──────── SELECTED TEXT ────────
"Pressure" is a song by Nadia Ali, Starkillers and Alex Kenji. It was released on February 15, 2011 by Spinnin' Records. The song reached No. 16 on the Ultratip Chart in Wallonia, Belgium.

Background
"Pressure" is Nadia Ali's sixth single as a lead artist. It was written by Ali and produced by American DJ Nick Terranova and Italian DJ Alessandro Bacci. Ali and Terranova met in 2009 when Ali requested him to remix her single "Love Story". After that, the two decided to collaborate on original productions and had studio sessions on Christmas Eve '2009 and produced a number of songs, of which one was "Pressure". Ali described "Pressure" as 'a fun song venting about the frustrations and expectations which come with being successful'. The song was left untouched until March 2010, when at the Winter Music Conference Ali introduced Terranova to Bacci, who was subsequently asked to collaborate with the two and co-produce the track creating the final version.
────────
EXERCISE REQUIREMENTS:
[a] Put the entries starting at the line containing "Localize all elements." and ending at the line containing "x-tick-label: 0 bbox=[208, 1225, 230, 1270]" into a two-column CSV with the columns instruction and output. Each request gets one row, with its text and its answer each in a single quoted field and line breaks replaced by spaces.
[b] Write the next part of the text about the song "Pressure," starting after its last sentence.
The entries after this point have no connection to the text about the song "Pressure."
──────── LISTING ────────
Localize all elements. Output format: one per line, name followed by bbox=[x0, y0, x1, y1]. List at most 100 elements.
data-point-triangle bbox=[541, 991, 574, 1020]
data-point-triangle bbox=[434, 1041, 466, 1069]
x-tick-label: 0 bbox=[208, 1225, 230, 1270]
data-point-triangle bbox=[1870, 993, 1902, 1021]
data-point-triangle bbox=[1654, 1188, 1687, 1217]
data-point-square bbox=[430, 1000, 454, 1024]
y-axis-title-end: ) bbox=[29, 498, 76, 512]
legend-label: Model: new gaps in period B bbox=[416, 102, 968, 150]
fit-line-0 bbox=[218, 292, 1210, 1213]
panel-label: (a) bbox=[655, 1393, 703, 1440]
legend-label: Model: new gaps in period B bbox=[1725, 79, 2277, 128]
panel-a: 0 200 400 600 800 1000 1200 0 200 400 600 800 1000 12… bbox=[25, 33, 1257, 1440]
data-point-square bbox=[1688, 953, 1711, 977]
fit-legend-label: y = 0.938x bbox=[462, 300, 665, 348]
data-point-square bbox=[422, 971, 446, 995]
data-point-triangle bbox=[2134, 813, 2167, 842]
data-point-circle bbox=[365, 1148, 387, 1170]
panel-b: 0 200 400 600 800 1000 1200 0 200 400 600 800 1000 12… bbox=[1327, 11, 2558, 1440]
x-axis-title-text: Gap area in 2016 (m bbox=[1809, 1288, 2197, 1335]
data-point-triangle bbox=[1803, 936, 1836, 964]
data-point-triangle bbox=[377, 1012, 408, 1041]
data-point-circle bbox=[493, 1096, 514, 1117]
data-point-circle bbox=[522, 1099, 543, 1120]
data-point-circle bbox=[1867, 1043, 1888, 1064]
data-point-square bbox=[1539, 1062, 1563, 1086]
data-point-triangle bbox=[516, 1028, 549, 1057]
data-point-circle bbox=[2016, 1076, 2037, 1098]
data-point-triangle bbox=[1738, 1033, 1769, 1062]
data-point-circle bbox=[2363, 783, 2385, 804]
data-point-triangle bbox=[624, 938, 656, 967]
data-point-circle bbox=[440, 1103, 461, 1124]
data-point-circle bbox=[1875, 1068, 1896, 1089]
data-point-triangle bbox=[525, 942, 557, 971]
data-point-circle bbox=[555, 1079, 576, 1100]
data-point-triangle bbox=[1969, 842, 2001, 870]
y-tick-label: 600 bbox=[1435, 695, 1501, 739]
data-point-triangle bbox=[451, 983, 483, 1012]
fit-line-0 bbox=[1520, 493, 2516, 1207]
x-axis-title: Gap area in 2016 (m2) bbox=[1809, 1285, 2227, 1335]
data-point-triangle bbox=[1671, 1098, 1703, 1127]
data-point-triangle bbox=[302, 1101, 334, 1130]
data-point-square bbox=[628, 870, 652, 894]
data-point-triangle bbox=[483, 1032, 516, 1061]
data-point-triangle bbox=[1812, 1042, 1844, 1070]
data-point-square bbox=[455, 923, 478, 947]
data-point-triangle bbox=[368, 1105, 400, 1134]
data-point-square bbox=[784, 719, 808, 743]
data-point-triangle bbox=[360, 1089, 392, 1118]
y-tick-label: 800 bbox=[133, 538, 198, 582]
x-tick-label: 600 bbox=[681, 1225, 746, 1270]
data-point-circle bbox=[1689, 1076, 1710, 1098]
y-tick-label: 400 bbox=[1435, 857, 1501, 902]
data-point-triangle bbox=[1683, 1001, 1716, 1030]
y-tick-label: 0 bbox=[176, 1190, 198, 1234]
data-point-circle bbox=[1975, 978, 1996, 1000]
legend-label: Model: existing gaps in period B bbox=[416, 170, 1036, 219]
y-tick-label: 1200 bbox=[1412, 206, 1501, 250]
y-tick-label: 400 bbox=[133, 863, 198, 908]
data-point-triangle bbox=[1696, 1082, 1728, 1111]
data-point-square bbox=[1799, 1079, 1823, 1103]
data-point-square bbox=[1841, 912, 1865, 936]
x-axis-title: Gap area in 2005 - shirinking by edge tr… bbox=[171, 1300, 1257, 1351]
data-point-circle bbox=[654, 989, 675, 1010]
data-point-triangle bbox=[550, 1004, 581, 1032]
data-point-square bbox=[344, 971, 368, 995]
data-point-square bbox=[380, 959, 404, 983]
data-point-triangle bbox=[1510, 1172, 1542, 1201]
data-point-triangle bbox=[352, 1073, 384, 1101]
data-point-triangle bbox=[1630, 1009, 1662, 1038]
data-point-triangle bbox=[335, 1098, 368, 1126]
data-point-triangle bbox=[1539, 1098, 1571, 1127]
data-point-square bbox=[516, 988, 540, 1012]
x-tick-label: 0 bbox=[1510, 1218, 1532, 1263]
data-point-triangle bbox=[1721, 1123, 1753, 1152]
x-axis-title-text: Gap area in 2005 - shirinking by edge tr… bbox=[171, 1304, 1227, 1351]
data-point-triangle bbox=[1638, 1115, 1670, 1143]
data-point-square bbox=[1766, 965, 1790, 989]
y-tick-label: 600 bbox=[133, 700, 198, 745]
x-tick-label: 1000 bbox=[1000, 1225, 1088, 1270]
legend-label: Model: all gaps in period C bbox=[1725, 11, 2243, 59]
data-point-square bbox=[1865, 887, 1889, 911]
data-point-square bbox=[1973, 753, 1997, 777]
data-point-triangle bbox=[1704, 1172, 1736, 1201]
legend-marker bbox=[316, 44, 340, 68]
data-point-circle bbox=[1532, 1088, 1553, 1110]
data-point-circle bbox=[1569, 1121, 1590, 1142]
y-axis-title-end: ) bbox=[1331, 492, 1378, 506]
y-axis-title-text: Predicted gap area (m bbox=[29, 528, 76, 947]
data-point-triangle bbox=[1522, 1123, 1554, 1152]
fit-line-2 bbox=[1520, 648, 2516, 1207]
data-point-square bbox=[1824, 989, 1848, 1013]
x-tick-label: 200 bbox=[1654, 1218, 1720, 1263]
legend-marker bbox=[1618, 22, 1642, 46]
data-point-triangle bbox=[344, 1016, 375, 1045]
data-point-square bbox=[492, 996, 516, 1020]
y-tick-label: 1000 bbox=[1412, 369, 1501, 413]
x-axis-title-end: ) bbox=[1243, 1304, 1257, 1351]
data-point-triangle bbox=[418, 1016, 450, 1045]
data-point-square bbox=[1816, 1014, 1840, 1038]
────────
──────── LISTING ────────
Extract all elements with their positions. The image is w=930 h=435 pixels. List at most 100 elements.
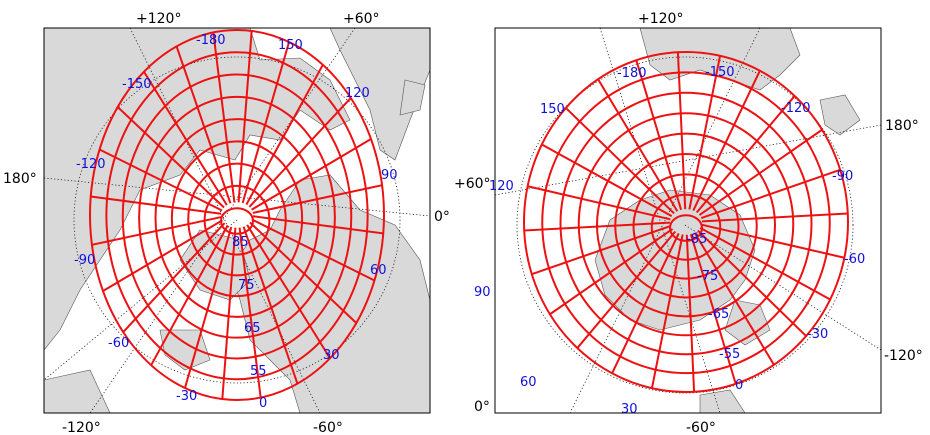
────────
TASK RESPONSES:
[a]
instruction,output
"Localize all elements. Output format: one per line, name followed by bbox=[x0, y0, x1, y1]. List at most 100 elements.","data-point-triangle bbox=[541, 991, 574, 1020] data-point-triangle bbox=[434, 1041, 466, 1069] x-tick-label: 0 bbox=[208, 1225, 230, 1270]"

[b]
Music video
A music video for "Pressure", directed by Brando Neverland was uploaded on YouTube on July 7, 2011. The music video was set to the Alesso remix and features Ali facing different forms of pressure such as a wind tunnel with chains, climbing a very long ladder while being chased by Terranova and Bacci. At the beginning of the video, Nocturne in E-flat major by Frédéric Chopin can be heard, and the building structures shown are those of Utah Valley University's computer science building interior.

Alesso remix
The Alesso remix of "Pressure" became a club and festival anthem during the summer of 2011 and was included in the sets of prominent DJs such as Armin van Buuren, Tiesto, Kaskade, Calvin Harris and Swedish House Mafia. The song was described by Kaskade as the "Tune of 2011". The remix was also nominated for the Best Progressive Track at the 27th International Dance Music Awards at the Winter Music Conference. The song was also remixed by Calvin West, Clocx, Rene Amesz, as well as Matan Caspi and Eddy Good.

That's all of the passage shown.